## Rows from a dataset
<<<<

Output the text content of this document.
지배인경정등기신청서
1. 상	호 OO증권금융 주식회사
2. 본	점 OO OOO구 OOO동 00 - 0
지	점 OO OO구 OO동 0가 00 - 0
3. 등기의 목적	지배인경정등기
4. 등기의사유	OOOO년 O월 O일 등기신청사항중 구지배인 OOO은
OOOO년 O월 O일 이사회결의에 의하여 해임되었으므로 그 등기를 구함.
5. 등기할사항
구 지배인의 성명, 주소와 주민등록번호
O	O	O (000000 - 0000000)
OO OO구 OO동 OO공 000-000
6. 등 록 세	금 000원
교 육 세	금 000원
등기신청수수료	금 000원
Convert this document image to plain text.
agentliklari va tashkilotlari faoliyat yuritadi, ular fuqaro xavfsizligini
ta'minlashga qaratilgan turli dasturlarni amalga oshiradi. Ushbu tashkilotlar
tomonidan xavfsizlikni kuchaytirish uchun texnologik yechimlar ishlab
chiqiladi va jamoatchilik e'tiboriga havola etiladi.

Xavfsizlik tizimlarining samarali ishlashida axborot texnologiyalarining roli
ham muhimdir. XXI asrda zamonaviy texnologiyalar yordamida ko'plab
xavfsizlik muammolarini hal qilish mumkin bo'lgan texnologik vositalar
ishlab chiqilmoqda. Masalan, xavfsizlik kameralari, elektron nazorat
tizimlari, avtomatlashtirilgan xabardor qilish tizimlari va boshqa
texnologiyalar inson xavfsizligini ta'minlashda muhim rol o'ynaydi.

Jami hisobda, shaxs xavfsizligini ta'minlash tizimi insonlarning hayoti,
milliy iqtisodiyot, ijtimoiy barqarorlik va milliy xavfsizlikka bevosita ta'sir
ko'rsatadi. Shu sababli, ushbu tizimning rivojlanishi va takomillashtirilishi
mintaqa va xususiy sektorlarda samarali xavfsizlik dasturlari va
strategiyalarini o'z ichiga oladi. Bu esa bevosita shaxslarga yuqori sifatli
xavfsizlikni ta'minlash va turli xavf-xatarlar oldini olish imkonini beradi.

>>>>

## What you are asked to do
Gather from the entries above all lines that include the string "OOOO년".

## Output for this exercise
4. 등기의사유	OOOO년 O월 O일 등기신청사항중 구지배인 OOO은
OOOO년 O월 O일 이사회결의에 의하여 해임되었으므로 그 등기를 구함.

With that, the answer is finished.